• Selection:
§

One other thing I note: At 54 MiB/s, an untar’ed linux source tree is probably only going to take some 20-30 seconds to write. In my experience, VDO performance tends to vary over the course of a test, and that’s a bit short to get a clear estimate of the average. We haven’t dug deeply into the reasons yet, though I’ve got some guesses. In any case, I try to run tests for at least a couple minutes or so, preferably longer.

Perhaps you could gather some more info for me while you’ve got a big write job running, so I can try to get a clearer picture of what’s happening inside the driver at the time? If you could, first, run “iostat -cdmtxy 1” during the test; that adds CPU load and timestamps to the report. Then, try running:

date ; dmsetup message vdo-pool-name 0 dump queues pools ; vdostats /dev/mapper/vdo-pool-name --all

where vdo-pool-name is the /dev/mapper/... name for the pool device. Do this a couple of times, about 10 seconds apart, while VDO is running slow. The “dmsetup message” command will cause the driver to dump a lot of info into the kernel log, so you’ll need to fetch the kernel log (with full timestamps, ideally) to send as well.

If the test write runs long enough, give the command line above twice more, a couple minutes or more after the first time. Maybe the evidence will suggest the same bottleneck both times, maybe it’ll look different…

Between the iostat info, vdostats report, and info dumped to the kernel log, and the timestamps to correlate them, I think that’s just about all the information we can easily pull out at the moment. If you can get those for me, I’ll try to figure out what kind of processing is being done in those time intervals, and what various parts of the driver might be waiting on, and see if anything looks unusual.

raeburn commented 3 years ago

Oh, and the "dmsetup ls" and "dmsetup table" output from the device stack setup you use for the test, please, to get the exact configuration and layout of VDO and its storage. Just the devices involved in the test.

geremi1 commented 3 years ago

Thank you @raeburn for your feedback. I fetched all the data you asked for and bundled it inside this file. It contains :

The test on the backup transfer lasted about 15 minutes on my external HDD, transferring only 8.21G on 71G and I waited for 11 minutes after it with sync to complete the transfer of what rsync did (10.5G total). I'm eager to learn what is happening.

raeburn commented 3 years ago

Thanks! Do you have the kernel log messages from the run too?

raeburn commented 3 years ago

Oh, sorry, I see now you included it in the vdostats text file...

raeburn commented 3 years ago

Were there any workQ reports in the kernel log after the first one? There should've been one such section each time the dmsetup message command was run.

geremi1 commented 3 years ago

Hi @raeburn, yes there are others at every 10 seconds. Here is the complete kernel log of the same test I performed without parsing (I don't know why it didn't match them).

§

• Input material:
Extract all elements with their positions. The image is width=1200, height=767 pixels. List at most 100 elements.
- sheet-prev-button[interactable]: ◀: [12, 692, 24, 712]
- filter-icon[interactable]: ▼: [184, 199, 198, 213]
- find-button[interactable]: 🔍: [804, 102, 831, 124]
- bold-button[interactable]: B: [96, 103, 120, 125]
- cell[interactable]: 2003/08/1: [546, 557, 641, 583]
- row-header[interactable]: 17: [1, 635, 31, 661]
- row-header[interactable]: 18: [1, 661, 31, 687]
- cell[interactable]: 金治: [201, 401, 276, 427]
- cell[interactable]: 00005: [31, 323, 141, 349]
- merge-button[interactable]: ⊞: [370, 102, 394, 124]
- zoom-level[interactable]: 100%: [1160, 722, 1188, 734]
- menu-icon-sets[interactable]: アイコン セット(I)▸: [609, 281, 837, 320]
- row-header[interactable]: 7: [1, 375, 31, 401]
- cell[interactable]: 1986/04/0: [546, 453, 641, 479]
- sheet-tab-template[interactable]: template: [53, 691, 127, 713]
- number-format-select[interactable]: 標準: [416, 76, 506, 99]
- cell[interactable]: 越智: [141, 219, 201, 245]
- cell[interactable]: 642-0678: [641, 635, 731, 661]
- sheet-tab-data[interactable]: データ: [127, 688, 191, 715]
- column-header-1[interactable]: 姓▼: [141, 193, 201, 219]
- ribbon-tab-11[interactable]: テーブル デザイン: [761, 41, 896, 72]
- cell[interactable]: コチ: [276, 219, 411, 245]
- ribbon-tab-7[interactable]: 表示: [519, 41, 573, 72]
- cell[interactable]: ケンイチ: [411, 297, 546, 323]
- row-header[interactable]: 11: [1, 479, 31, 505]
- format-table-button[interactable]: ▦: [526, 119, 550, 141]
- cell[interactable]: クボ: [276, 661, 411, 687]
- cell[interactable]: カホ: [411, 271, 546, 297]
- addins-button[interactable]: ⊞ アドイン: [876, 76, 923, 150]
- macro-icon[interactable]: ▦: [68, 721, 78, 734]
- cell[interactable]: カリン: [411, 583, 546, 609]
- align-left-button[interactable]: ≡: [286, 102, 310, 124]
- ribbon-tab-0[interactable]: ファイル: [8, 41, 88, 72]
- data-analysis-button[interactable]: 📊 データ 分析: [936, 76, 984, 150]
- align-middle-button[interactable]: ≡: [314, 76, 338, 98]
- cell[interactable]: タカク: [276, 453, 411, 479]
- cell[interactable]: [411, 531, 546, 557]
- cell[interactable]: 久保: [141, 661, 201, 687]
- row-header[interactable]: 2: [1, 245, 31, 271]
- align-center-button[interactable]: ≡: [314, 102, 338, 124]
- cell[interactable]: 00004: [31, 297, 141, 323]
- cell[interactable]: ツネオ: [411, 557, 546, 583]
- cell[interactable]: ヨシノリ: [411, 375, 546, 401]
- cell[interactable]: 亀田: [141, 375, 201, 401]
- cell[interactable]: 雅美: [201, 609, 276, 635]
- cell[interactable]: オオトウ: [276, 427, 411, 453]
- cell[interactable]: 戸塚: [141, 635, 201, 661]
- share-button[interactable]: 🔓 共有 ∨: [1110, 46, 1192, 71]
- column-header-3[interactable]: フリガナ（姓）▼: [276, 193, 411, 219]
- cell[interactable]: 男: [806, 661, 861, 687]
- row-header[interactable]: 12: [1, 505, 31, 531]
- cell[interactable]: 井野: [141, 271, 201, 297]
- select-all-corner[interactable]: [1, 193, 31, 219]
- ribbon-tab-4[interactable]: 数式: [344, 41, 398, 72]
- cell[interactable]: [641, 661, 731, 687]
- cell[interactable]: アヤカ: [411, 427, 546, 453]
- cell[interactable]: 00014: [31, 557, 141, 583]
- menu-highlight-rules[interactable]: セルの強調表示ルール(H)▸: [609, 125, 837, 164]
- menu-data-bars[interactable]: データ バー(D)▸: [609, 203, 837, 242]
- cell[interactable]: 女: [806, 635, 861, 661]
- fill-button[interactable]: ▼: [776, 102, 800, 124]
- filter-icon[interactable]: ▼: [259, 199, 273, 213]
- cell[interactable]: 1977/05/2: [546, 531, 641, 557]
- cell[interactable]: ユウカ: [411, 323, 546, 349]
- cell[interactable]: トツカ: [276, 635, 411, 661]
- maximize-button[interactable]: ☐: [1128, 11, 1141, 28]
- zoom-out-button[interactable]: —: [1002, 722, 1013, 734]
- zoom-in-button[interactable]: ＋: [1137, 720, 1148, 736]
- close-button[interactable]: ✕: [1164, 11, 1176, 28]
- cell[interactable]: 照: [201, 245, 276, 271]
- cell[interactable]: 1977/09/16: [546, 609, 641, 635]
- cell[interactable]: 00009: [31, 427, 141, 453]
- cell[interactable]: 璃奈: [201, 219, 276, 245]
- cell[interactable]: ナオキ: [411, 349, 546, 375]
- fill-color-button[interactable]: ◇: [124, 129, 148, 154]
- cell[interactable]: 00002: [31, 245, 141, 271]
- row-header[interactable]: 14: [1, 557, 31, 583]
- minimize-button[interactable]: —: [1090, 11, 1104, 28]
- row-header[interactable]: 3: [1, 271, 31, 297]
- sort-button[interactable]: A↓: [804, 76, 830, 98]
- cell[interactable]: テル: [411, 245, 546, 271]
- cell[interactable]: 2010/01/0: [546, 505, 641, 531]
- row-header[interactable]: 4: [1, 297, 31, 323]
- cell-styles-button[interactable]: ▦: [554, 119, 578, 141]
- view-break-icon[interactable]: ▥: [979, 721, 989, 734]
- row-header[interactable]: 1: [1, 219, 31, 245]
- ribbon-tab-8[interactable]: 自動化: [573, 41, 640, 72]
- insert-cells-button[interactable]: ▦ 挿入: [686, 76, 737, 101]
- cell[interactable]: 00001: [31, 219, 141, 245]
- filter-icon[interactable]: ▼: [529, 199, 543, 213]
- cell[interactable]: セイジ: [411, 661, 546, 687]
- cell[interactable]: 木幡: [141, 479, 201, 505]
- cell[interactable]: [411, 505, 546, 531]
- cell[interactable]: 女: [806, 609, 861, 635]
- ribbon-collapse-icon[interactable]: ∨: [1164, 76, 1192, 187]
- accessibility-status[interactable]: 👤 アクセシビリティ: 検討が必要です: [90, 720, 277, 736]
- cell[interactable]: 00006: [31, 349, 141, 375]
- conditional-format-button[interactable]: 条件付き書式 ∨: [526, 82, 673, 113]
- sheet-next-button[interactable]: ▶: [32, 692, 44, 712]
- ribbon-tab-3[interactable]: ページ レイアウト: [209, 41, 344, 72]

§

• Exercise set:
(1) List every line of the listing above that contains the string "header".
(2) Pick up the VDO performance thread above from its last sentence and continue it.

• Responses:
(1)
- row-header[interactable]: 17: [1, 635, 31, 661]
- row-header[interactable]: 18: [1, 661, 31, 687]
- row-header[interactable]: 7: [1, 375, 31, 401]
- column-header-1[interactable]: 姓▼: [141, 193, 201, 219]
- row-header[interactable]: 11: [1, 479, 31, 505]
- row-header[interactable]: 2: [1, 245, 31, 271]
- column-header-3[interactable]: フリガナ（姓）▼: [276, 193, 411, 219]
- row-header[interactable]: 12: [1, 505, 31, 531]
- row-header[interactable]: 14: [1, 557, 31, 583]
- row-header[interactable]: 3: [1, 271, 31, 297]
- row-header[interactable]: 4: [1, 297, 31, 323]
- row-header[interactable]: 1: [1, 219, 31, 245]

(2)
raeburn commented 3 years ago

Ah, thank you! I suspect we overflowed the in-memory ring buffer, which is all that dmesg would show you. I was also trying to figure out why there were so few of the "kvio" entries in each block... I know it seemed like a lot, but I was expecting 2000! This will give a better picture of the driver state...

raeburn commented 3 years ago

I apologize for the time it’s taken me to get back to you, but I’ve been digging into a few areas here, and finding several things that could be contributing to the performance problem you’re seeing. Some are known issues in VDO, but it’s also brought to light some we weren’t aware of.

First off, I don’t think you’re going to get quite the same performance you’re seeing without VDO in the stack for SSDs. Between compression and deduplication, VDO does a lot of work, involving a lot of CPU cycles and sometimes some amount of additional I/O (data reads) if deduplication is successful, and this incurs a cost. All that said, I don’t think it should be as bad as you’re seeing.

A few things might help:

1) Zero out the VDO (“dd if=/dev/zero …”) before creating the file system

If not the whole device, then a size at least as big as you’re planning to use for the file system.

The test you’re doing runs afoul of some startup costs associated with a newly created and/or newly started-up VDO device, instead of testing the steady-state behavior.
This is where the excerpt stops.